Render each line of the records below as a Markdown table with the columns Row and Line, numbering the rows and skipping any blank lines.

◆ ◆ ◆ ◆ ◆

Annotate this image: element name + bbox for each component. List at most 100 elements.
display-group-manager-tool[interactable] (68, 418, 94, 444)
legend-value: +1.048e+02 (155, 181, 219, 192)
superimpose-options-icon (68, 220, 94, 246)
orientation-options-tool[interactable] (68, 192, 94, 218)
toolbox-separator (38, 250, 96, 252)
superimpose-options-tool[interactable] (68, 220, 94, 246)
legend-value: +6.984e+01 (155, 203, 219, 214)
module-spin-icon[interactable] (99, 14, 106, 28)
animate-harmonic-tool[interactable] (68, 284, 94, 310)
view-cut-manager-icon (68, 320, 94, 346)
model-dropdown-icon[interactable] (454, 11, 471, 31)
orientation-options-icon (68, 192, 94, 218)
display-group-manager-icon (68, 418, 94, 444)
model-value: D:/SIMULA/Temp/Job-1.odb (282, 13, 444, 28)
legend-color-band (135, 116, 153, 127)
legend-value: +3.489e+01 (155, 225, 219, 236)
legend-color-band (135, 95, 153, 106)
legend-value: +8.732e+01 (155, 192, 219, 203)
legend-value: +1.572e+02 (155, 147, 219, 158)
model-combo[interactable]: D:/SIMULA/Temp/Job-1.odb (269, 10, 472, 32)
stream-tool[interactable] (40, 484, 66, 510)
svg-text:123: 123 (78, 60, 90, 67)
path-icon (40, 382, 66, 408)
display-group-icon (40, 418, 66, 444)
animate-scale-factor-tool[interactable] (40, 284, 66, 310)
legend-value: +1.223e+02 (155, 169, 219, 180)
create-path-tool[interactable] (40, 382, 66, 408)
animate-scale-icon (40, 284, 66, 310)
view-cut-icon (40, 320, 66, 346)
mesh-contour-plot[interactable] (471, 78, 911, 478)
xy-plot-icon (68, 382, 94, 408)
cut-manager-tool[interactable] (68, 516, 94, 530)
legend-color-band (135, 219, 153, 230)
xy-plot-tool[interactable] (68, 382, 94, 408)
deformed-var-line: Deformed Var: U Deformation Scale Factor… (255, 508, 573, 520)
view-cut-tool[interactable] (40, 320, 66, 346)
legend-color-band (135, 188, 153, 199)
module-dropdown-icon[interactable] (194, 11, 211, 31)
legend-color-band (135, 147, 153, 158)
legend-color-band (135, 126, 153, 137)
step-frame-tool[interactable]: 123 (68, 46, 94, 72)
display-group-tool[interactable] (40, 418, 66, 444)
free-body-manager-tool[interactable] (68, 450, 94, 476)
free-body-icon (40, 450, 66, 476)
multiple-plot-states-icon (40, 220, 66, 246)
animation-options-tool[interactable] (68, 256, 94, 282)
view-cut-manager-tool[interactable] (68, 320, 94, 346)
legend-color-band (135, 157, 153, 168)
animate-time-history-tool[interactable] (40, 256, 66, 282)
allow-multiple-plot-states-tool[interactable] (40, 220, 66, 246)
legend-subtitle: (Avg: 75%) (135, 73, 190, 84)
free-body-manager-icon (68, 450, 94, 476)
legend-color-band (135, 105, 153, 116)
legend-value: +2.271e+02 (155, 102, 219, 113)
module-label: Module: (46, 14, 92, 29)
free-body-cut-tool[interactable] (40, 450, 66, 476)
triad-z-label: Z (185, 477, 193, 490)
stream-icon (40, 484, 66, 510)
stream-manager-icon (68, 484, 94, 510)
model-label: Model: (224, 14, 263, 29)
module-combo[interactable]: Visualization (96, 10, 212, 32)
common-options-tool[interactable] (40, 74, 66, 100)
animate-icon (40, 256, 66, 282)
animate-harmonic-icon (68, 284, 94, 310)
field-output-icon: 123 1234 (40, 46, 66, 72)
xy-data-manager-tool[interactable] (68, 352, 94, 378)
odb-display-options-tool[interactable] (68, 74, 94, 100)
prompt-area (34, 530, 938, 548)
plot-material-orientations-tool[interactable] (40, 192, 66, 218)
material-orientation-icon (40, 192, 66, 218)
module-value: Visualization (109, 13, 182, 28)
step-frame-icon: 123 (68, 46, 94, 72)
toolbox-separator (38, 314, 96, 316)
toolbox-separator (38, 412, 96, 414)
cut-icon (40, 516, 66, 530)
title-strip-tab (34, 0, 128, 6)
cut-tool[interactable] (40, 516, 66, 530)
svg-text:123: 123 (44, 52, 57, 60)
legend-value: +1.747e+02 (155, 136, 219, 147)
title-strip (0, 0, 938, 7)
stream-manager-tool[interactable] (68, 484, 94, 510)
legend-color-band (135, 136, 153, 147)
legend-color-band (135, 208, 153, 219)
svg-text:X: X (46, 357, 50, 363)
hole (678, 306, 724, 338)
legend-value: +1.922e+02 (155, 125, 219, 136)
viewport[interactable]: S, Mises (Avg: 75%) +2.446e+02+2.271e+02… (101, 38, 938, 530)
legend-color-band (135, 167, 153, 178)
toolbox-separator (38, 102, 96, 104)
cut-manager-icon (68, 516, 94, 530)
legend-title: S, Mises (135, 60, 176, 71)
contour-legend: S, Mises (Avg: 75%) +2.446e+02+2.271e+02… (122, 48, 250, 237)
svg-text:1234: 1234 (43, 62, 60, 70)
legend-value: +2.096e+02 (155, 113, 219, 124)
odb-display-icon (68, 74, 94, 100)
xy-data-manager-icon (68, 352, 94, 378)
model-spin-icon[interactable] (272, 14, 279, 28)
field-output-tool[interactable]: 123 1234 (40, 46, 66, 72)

◆ ◆ ◆ ◆ ◆

-- Output --
| Row | Line |
|---|---|
| 1 | Annotate this image: element name + bbox for each component. List at most 100 elements. |
| 2 | display-group-manager-tool[interactable] (68, 418, 94, 444) |
| 3 | legend-value: +1.048e+02 (155, 181, 219, 192) |
| 4 | superimpose-options-icon (68, 220, 94, 246) |
| 5 | orientation-options-tool[interactable] (68, 192, 94, 218) |
| 6 | toolbox-separator (38, 250, 96, 252) |
| 7 | superimpose-options-tool[interactable] (68, 220, 94, 246) |
| 8 | legend-value: +6.984e+01 (155, 203, 219, 214) |
| 9 | module-spin-icon[interactable] (99, 14, 106, 28) |
| 10 | animate-harmonic-tool[interactable] (68, 284, 94, 310) |
| 11 | view-cut-manager-icon (68, 320, 94, 346) |
| 12 | model-dropdown-icon[interactable] (454, 11, 471, 31) |
| 13 | orientation-options-icon (68, 192, 94, 218) |
| 14 | display-group-manager-icon (68, 418, 94, 444) |
| 15 | model-value: D:/SIMULA/Temp/Job-1.odb (282, 13, 444, 28) |
| 16 | legend-color-band (135, 116, 153, 127) |
| 17 | legend-value: +3.489e+01 (155, 225, 219, 236) |
| 18 | legend-color-band (135, 95, 153, 106) |
| 19 | legend-value: +8.732e+01 (155, 192, 219, 203) |
| 20 | legend-value: +1.572e+02 (155, 147, 219, 158) |
| 21 | model-combo[interactable]: D:/SIMULA/Temp/Job-1.odb (269, 10, 472, 32) |
| 22 | stream-tool[interactable] (40, 484, 66, 510) |
| 23 | svg-text:123: 123 (78, 60, 90, 67) |
| 24 | path-icon (40, 382, 66, 408) |
| 25 | display-group-icon (40, 418, 66, 444) |
| 26 | animate-scale-factor-tool[interactable] (40, 284, 66, 310) |
| 27 | legend-value: +1.223e+02 (155, 169, 219, 180) |
| 28 | create-path-tool[interactable] (40, 382, 66, 408) |
| 29 | animate-scale-icon (40, 284, 66, 310) |
| 30 | view-cut-icon (40, 320, 66, 346) |
| 31 | mesh-contour-plot[interactable] (471, 78, 911, 478) |
| 32 | xy-plot-icon (68, 382, 94, 408) |
| 33 | cut-manager-tool[interactable] (68, 516, 94, 530) |
| 34 | legend-color-band (135, 219, 153, 230) |
| 35 | xy-plot-tool[interactable] (68, 382, 94, 408) |
| 36 | deformed-var-line: Deformed Var: U Deformation Scale Factor… (255, 508, 573, 520) |
| 37 | view-cut-tool[interactable] (40, 320, 66, 346) |
| 38 | legend-color-band (135, 188, 153, 199) |
| 39 | module-dropdown-icon[interactable] (194, 11, 211, 31) |
| 40 | legend-color-band (135, 147, 153, 158) |
| 41 | legend-color-band (135, 126, 153, 137) |
| 42 | step-frame-tool[interactable]: 123 (68, 46, 94, 72) |
| 43 | display-group-tool[interactable] (40, 418, 66, 444) |
| 44 | free-body-manager-tool[interactable] (68, 450, 94, 476) |
| 45 | free-body-icon (40, 450, 66, 476) |
| 46 | multiple-plot-states-icon (40, 220, 66, 246) |
| 47 | animation-options-tool[interactable] (68, 256, 94, 282) |
| 48 | view-cut-manager-tool[interactable] (68, 320, 94, 346) |
| 49 | legend-color-band (135, 157, 153, 168) |
| 50 | animate-time-history-tool[interactable] (40, 256, 66, 282) |
| 51 | allow-multiple-plot-states-tool[interactable] (40, 220, 66, 246) |
| 52 | legend-subtitle: (Avg: 75%) (135, 73, 190, 84) |
| 53 | free-body-manager-icon (68, 450, 94, 476) |
| 54 | legend-color-band (135, 105, 153, 116) |
| 55 | legend-value: +2.271e+02 (155, 102, 219, 113) |
| 56 | module-label: Module: (46, 14, 92, 29) |
| 57 | free-body-cut-tool[interactable] (40, 450, 66, 476) |
| 58 | triad-z-label: Z (185, 477, 193, 490) |
| 59 | stream-icon (40, 484, 66, 510) |
| 60 | stream-manager-icon (68, 484, 94, 510) |
| 61 | model-label: Model: (224, 14, 263, 29) |
| 62 | module-combo[interactable]: Visualization (96, 10, 212, 32) |
| 63 | common-options-tool[interactable] (40, 74, 66, 100) |
| 64 | animate-icon (40, 256, 66, 282) |
| 65 | animate-harmonic-icon (68, 284, 94, 310) |
| 66 | field-output-icon: 123 1234 (40, 46, 66, 72) |
| 67 | xy-data-manager-tool[interactable] (68, 352, 94, 378) |
| 68 | odb-display-options-tool[interactable] (68, 74, 94, 100) |
| 69 | prompt-area (34, 530, 938, 548) |
| 70 | plot-material-orientations-tool[interactable] (40, 192, 66, 218) |
| 71 | material-orientation-icon (40, 192, 66, 218) |
| 72 | module-value: Visualization (109, 13, 182, 28) |
| 73 | step-frame-icon: 123 (68, 46, 94, 72) |
| 74 | toolbox-separator (38, 314, 96, 316) |
| 75 | toolbox-separator (38, 412, 96, 414) |
| 76 | cut-icon (40, 516, 66, 530) |
| 77 | title-strip-tab (34, 0, 128, 6) |
| 78 | cut-tool[interactable] (40, 516, 66, 530) |
| 79 | svg-text:123: 123 (44, 52, 57, 60) |
| 80 | legend-value: +1.747e+02 (155, 136, 219, 147) |
| 81 | title-strip (0, 0, 938, 7) |
| 82 | stream-manager-tool[interactable] (68, 484, 94, 510) |
| 83 | legend-color-band (135, 136, 153, 147) |
| 84 | legend-color-band (135, 208, 153, 219) |
| 85 | svg-text:X: X (46, 357, 50, 363) |
| 86 | hole (678, 306, 724, 338) |
| 87 | legend-value: +1.922e+02 (155, 125, 219, 136) |
| 88 | viewport[interactable]: S, Mises (Avg: 75%) +2.446e+02+2.271e+02… (101, 38, 938, 530) |
| 89 | legend-color-band (135, 167, 153, 178) |
| 90 | toolbox-separator (38, 102, 96, 104) |
| 91 | cut-manager-icon (68, 516, 94, 530) |
| 92 | legend-title: S, Mises (135, 60, 176, 71) |
| 93 | contour-legend: S, Mises (Avg: 75%) +2.446e+02+2.271e+02… (122, 48, 250, 237) |
| 94 | svg-text:1234: 1234 (43, 62, 60, 70) |
| 95 | legend-value: +2.096e+02 (155, 113, 219, 124) |
| 96 | odb-display-icon (68, 74, 94, 100) |
| 97 | xy-data-manager-icon (68, 352, 94, 378) |
| 98 | model-spin-icon[interactable] (272, 14, 279, 28) |
| 99 | field-output-tool[interactable]: 123 1234 (40, 46, 66, 72) |